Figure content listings
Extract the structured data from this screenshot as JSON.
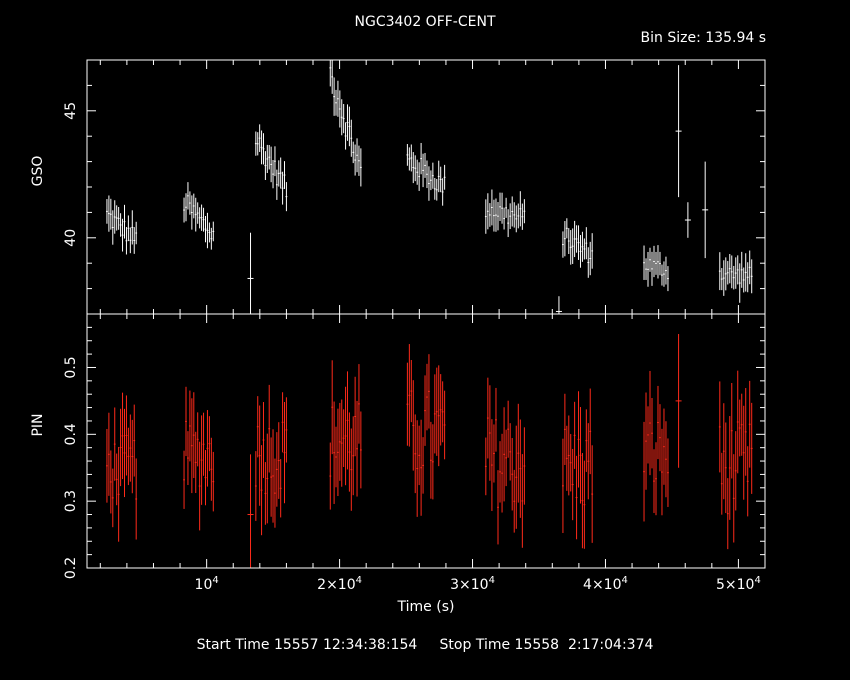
{
  "header": {
    "title": "NGC3402 OFF-CENT",
    "bin_size": "Bin Size: 135.94 s"
  },
  "footer": {
    "start_label": "Start Time",
    "start_value": "15557 12:34:38:154",
    "stop_label": "Stop Time",
    "stop_value": "15558  2:17:04:374"
  },
  "colors": {
    "background": "#000000",
    "axes": "#ffffff",
    "gso": "#ffffff",
    "pin": "#ff2a1a"
  },
  "chart_data": [
    {
      "type": "scatter",
      "panel": "top",
      "ylabel": "GSO",
      "xlim": [
        1000,
        52000
      ],
      "ylim": [
        37.0,
        47.0
      ],
      "yticks": [
        40,
        45
      ],
      "color": "#ffffff",
      "segments": [
        {
          "x_start": 2500,
          "x_end": 4700,
          "y_start": 40.9,
          "y_end": 39.9,
          "err": 0.55,
          "spread": 0.45,
          "n": 16
        },
        {
          "x_start": 8300,
          "x_end": 10500,
          "y_start": 41.4,
          "y_end": 40.1,
          "err": 0.55,
          "spread": 0.45,
          "n": 16
        },
        {
          "x_start": 13700,
          "x_end": 16000,
          "y_start": 43.9,
          "y_end": 41.9,
          "err": 0.55,
          "spread": 0.45,
          "n": 17
        },
        {
          "x_start": 19300,
          "x_end": 21600,
          "y_start": 46.5,
          "y_end": 42.6,
          "err": 0.6,
          "spread": 0.55,
          "n": 17
        },
        {
          "x_start": 25100,
          "x_end": 27900,
          "y_start": 43.1,
          "y_end": 42.0,
          "err": 0.55,
          "spread": 0.45,
          "n": 20
        },
        {
          "x_start": 31000,
          "x_end": 33900,
          "y_start": 41.2,
          "y_end": 40.7,
          "err": 0.55,
          "spread": 0.45,
          "n": 20
        },
        {
          "x_start": 36800,
          "x_end": 39000,
          "y_start": 40.1,
          "y_end": 39.3,
          "err": 0.55,
          "spread": 0.4,
          "n": 16
        },
        {
          "x_start": 42900,
          "x_end": 44700,
          "y_start": 39.0,
          "y_end": 38.7,
          "err": 0.55,
          "spread": 0.35,
          "n": 13
        },
        {
          "x_start": 48600,
          "x_end": 51000,
          "y_start": 38.6,
          "y_end": 38.5,
          "err": 0.6,
          "spread": 0.35,
          "n": 17
        }
      ],
      "outliers": [
        {
          "x": 13300,
          "y": 38.4,
          "err": 1.8
        },
        {
          "x": 36500,
          "y": 37.1,
          "err": 0.6
        },
        {
          "x": 45500,
          "y": 44.2,
          "err": 2.6
        },
        {
          "x": 46200,
          "y": 40.7,
          "err": 0.7
        },
        {
          "x": 47500,
          "y": 41.1,
          "err": 1.9
        }
      ]
    },
    {
      "type": "scatter",
      "panel": "bottom",
      "ylabel": "PIN",
      "xlabel": "Time (s)",
      "xlim": [
        1000,
        52000
      ],
      "ylim": [
        0.2,
        0.58
      ],
      "yticks": [
        0.2,
        0.3,
        0.4,
        0.5
      ],
      "xticks": [
        {
          "value": 10000,
          "label": "10",
          "exp": "4"
        },
        {
          "value": 20000,
          "label": "2×10",
          "exp": "4"
        },
        {
          "value": 30000,
          "label": "3×10",
          "exp": "4"
        },
        {
          "value": 40000,
          "label": "4×10",
          "exp": "4"
        },
        {
          "value": 50000,
          "label": "5×10",
          "exp": "4"
        }
      ],
      "color": "#ff2a1a",
      "segments": [
        {
          "x_start": 2500,
          "x_end": 4700,
          "y_mean": 0.35,
          "err": 0.055,
          "spread": 0.05,
          "n": 16
        },
        {
          "x_start": 8300,
          "x_end": 10500,
          "y_mean": 0.37,
          "err": 0.055,
          "spread": 0.05,
          "n": 16
        },
        {
          "x_start": 13700,
          "x_end": 16000,
          "y_mean": 0.37,
          "err": 0.06,
          "spread": 0.06,
          "n": 17
        },
        {
          "x_start": 19300,
          "x_end": 21600,
          "y_mean": 0.39,
          "err": 0.06,
          "spread": 0.06,
          "n": 17
        },
        {
          "x_start": 25100,
          "x_end": 27900,
          "y_mean": 0.4,
          "err": 0.06,
          "spread": 0.07,
          "n": 20
        },
        {
          "x_start": 31000,
          "x_end": 33900,
          "y_mean": 0.36,
          "err": 0.06,
          "spread": 0.07,
          "n": 20
        },
        {
          "x_start": 36800,
          "x_end": 39000,
          "y_mean": 0.35,
          "err": 0.06,
          "spread": 0.07,
          "n": 16
        },
        {
          "x_start": 42900,
          "x_end": 44700,
          "y_mean": 0.37,
          "err": 0.06,
          "spread": 0.06,
          "n": 13
        },
        {
          "x_start": 48600,
          "x_end": 51000,
          "y_mean": 0.35,
          "err": 0.06,
          "spread": 0.07,
          "n": 17
        }
      ],
      "outliers": [
        {
          "x": 13300,
          "y": 0.28,
          "err": 0.09
        },
        {
          "x": 45500,
          "y": 0.45,
          "err": 0.1
        }
      ]
    }
  ]
}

• The request: Transcribe every record above exactly, leaving out the pictures.

• Answer:
Extract the structured data from this screenshot as JSON.
{
  "header": {
    "title": "NGC3402 OFF-CENT",
    "bin_size": "Bin Size: 135.94 s"
  },
  "footer": {
    "start_label": "Start Time",
    "start_value": "15557 12:34:38:154",
    "stop_label": "Stop Time",
    "stop_value": "15558  2:17:04:374"
  },
  "colors": {
    "background": "#000000",
    "axes": "#ffffff",
    "gso": "#ffffff",
    "pin": "#ff2a1a"
  },
  "chart_data": [
    {
      "type": "scatter",
      "panel": "top",
      "ylabel": "GSO",
      "xlim": [
        1000,
        52000
      ],
      "ylim": [
        37.0,
        47.0
      ],
      "yticks": [
        40,
        45
      ],
      "color": "#ffffff",
      "segments": [
        {
          "x_start": 2500,
          "x_end": 4700,
          "y_start": 40.9,
          "y_end": 39.9,
          "err": 0.55,
          "spread": 0.45,
          "n": 16
        },
        {
          "x_start": 8300,
          "x_end": 10500,
          "y_start": 41.4,
          "y_end": 40.1,
          "err": 0.55,
          "spread": 0.45,
          "n": 16
        },
        {
          "x_start": 13700,
          "x_end": 16000,
          "y_start": 43.9,
          "y_end": 41.9,
          "err": 0.55,
          "spread": 0.45,
          "n": 17
        },
        {
          "x_start": 19300,
          "x_end": 21600,
          "y_start": 46.5,
          "y_end": 42.6,
          "err": 0.6,
          "spread": 0.55,
          "n": 17
        },
        {
          "x_start": 25100,
          "x_end": 27900,
          "y_start": 43.1,
          "y_end": 42.0,
          "err": 0.55,
          "spread": 0.45,
          "n": 20
        },
        {
          "x_start": 31000,
          "x_end": 33900,
          "y_start": 41.2,
          "y_end": 40.7,
          "err": 0.55,
          "spread": 0.45,
          "n": 20
        },
        {
          "x_start": 36800,
          "x_end": 39000,
          "y_start": 40.1,
          "y_end": 39.3,
          "err": 0.55,
          "spread": 0.4,
          "n": 16
        },
        {
          "x_start": 42900,
          "x_end": 44700,
          "y_start": 39.0,
          "y_end": 38.7,
          "err": 0.55,
          "spread": 0.35,
          "n": 13
        },
        {
          "x_start": 48600,
          "x_end": 51000,
          "y_start": 38.6,
          "y_end": 38.5,
          "err": 0.6,
          "spread": 0.35,
          "n": 17
        }
      ],
      "outliers": [
        {
          "x": 13300,
          "y": 38.4,
          "err": 1.8
        },
        {
          "x": 36500,
          "y": 37.1,
          "err": 0.6
        },
        {
          "x": 45500,
          "y": 44.2,
          "err": 2.6
        },
        {
          "x": 46200,
          "y": 40.7,
          "err": 0.7
        },
        {
          "x": 47500,
          "y": 41.1,
          "err": 1.9
        }
      ]
    },
    {
      "type": "scatter",
      "panel": "bottom",
      "ylabel": "PIN",
      "xlabel": "Time (s)",
      "xlim": [
        1000,
        52000
      ],
      "ylim": [
        0.2,
        0.58
      ],
      "yticks": [
        0.2,
        0.3,
        0.4,
        0.5
      ],
      "xticks": [
        {
          "value": 10000,
          "label": "10",
          "exp": "4"
        },
        {
          "value": 20000,
          "label": "2×10",
          "exp": "4"
        },
        {
          "value": 30000,
          "label": "3×10",
          "exp": "4"
        },
        {
          "value": 40000,
          "label": "4×10",
          "exp": "4"
        },
        {
          "value": 50000,
          "label": "5×10",
          "exp": "4"
        }
      ],
      "color": "#ff2a1a",
      "segments": [
        {
          "x_start": 2500,
          "x_end": 4700,
          "y_mean": 0.35,
          "err": 0.055,
          "spread": 0.05,
          "n": 16
        },
        {
          "x_start": 8300,
          "x_end": 10500,
          "y_mean": 0.37,
          "err": 0.055,
          "spread": 0.05,
          "n": 16
        },
        {
          "x_start": 13700,
          "x_end": 16000,
          "y_mean": 0.37,
          "err": 0.06,
          "spread": 0.06,
          "n": 17
        },
        {
          "x_start": 19300,
          "x_end": 21600,
          "y_mean": 0.39,
          "err": 0.06,
          "spread": 0.06,
          "n": 17
        },
        {
          "x_start": 25100,
          "x_end": 27900,
          "y_mean": 0.4,
          "err": 0.06,
          "spread": 0.07,
          "n": 20
        },
        {
          "x_start": 31000,
          "x_end": 33900,
          "y_mean": 0.36,
          "err": 0.06,
          "spread": 0.07,
          "n": 20
        },
        {
          "x_start": 36800,
          "x_end": 39000,
          "y_mean": 0.35,
          "err": 0.06,
          "spread": 0.07,
          "n": 16
        },
        {
          "x_start": 42900,
          "x_end": 44700,
          "y_mean": 0.37,
          "err": 0.06,
          "spread": 0.06,
          "n": 13
        },
        {
          "x_start": 48600,
          "x_end": 51000,
          "y_mean": 0.35,
          "err": 0.06,
          "spread": 0.07,
          "n": 17
        }
      ],
      "outliers": [
        {
          "x": 13300,
          "y": 0.28,
          "err": 0.09
        },
        {
          "x": 45500,
          "y": 0.45,
          "err": 0.1
        }
      ]
    }
  ]
}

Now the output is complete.